Data shown -
-- begin --
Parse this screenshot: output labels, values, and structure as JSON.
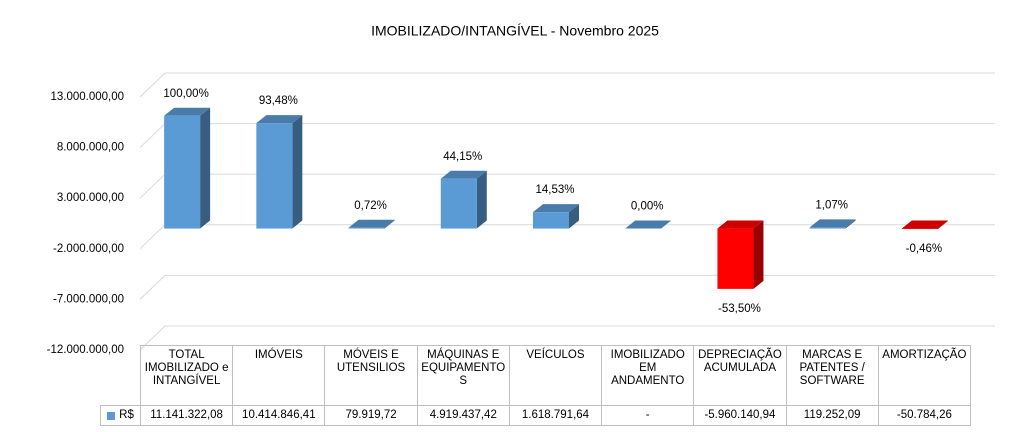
{
  "chart_data": {
    "type": "bar3d",
    "title": "IMOBILIZADO/INTANGÍVEL - Novembro 2025",
    "categories": [
      "TOTAL IMOBILIZADO e INTANGÍVEL",
      "IMÓVEIS",
      "MÓVEIS E UTENSILIOS",
      "MÁQUINAS E EQUIPAMENTOS",
      "VEÍCULOS",
      "IMOBILIZADO EM ANDAMENTO",
      "DEPRECIAÇÃO ACUMULADA",
      "MARCAS E PATENTES / SOFTWARE",
      "AMORTIZAÇÃO"
    ],
    "series": [
      {
        "name": "R$",
        "color": "#5b9bd5",
        "negative_color": "#ff0000",
        "values": [
          11141322.08,
          10414846.41,
          79919.72,
          4919437.42,
          1618791.64,
          0,
          -5960140.94,
          119252.09,
          -50784.26
        ],
        "value_labels": [
          "11.141.322,08",
          "10.414.846,41",
          "79.919,72",
          "4.919.437,42",
          "1.618.791,64",
          "-",
          "-5.960.140,94",
          "119.252,09",
          "-50.784,26"
        ],
        "percentages": [
          100,
          93.48,
          0.72,
          44.15,
          14.53,
          0,
          -53.5,
          1.07,
          -0.46
        ],
        "percent_labels": [
          "100,00%",
          "93,48%",
          "0,72%",
          "44,15%",
          "14,53%",
          "0,00%",
          "-53,50%",
          "1,07%",
          "-0,46%"
        ]
      }
    ],
    "ylim": [
      -12000000,
      13000000
    ],
    "yticks": [
      {
        "value": -12000000,
        "label": "-12.000.000,00"
      },
      {
        "value": -7000000,
        "label": "-7.000.000,00"
      },
      {
        "value": -2000000,
        "label": "-2.000.000,00"
      },
      {
        "value": 3000000,
        "label": "3.000.000,00"
      },
      {
        "value": 8000000,
        "label": "8.000.000,00"
      },
      {
        "value": 13000000,
        "label": "13.000.000,00"
      }
    ],
    "grid": true
  }
}
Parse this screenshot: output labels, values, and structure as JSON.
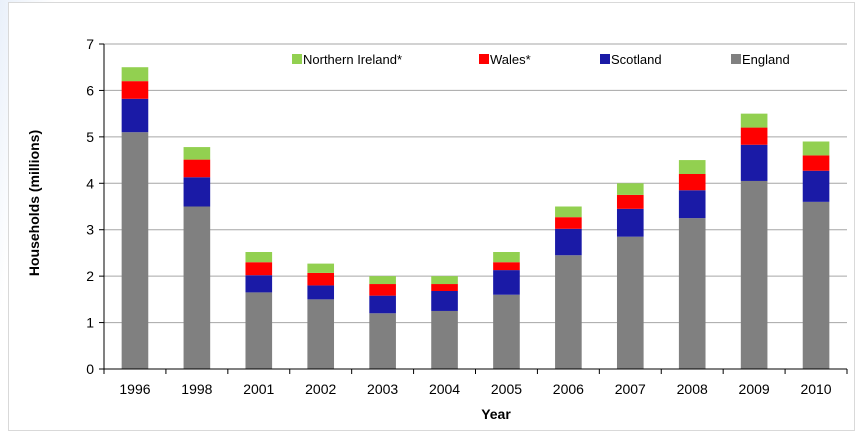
-- end --
What the task requires - Retype everything in the material word for word, minus pictures.

Answer to the task -
Parse this screenshot: output labels, values, and structure as JSON.
{
  "chart_data": {
    "type": "bar3d",
    "title": "IMOBILIZADO/INTANGÍVEL - Novembro 2025",
    "categories": [
      "TOTAL IMOBILIZADO e INTANGÍVEL",
      "IMÓVEIS",
      "MÓVEIS E UTENSILIOS",
      "MÁQUINAS E EQUIPAMENTOS",
      "VEÍCULOS",
      "IMOBILIZADO EM ANDAMENTO",
      "DEPRECIAÇÃO ACUMULADA",
      "MARCAS E PATENTES / SOFTWARE",
      "AMORTIZAÇÃO"
    ],
    "series": [
      {
        "name": "R$",
        "color": "#5b9bd5",
        "negative_color": "#ff0000",
        "values": [
          11141322.08,
          10414846.41,
          79919.72,
          4919437.42,
          1618791.64,
          0,
          -5960140.94,
          119252.09,
          -50784.26
        ],
        "value_labels": [
          "11.141.322,08",
          "10.414.846,41",
          "79.919,72",
          "4.919.437,42",
          "1.618.791,64",
          "-",
          "-5.960.140,94",
          "119.252,09",
          "-50.784,26"
        ],
        "percentages": [
          100,
          93.48,
          0.72,
          44.15,
          14.53,
          0,
          -53.5,
          1.07,
          -0.46
        ],
        "percent_labels": [
          "100,00%",
          "93,48%",
          "0,72%",
          "44,15%",
          "14,53%",
          "0,00%",
          "-53,50%",
          "1,07%",
          "-0,46%"
        ]
      }
    ],
    "ylim": [
      -12000000,
      13000000
    ],
    "yticks": [
      {
        "value": -12000000,
        "label": "-12.000.000,00"
      },
      {
        "value": -7000000,
        "label": "-7.000.000,00"
      },
      {
        "value": -2000000,
        "label": "-2.000.000,00"
      },
      {
        "value": 3000000,
        "label": "3.000.000,00"
      },
      {
        "value": 8000000,
        "label": "8.000.000,00"
      },
      {
        "value": 13000000,
        "label": "13.000.000,00"
      }
    ],
    "grid": true
  }
}
Parse this screenshot: output labels, values, and structure as JSON.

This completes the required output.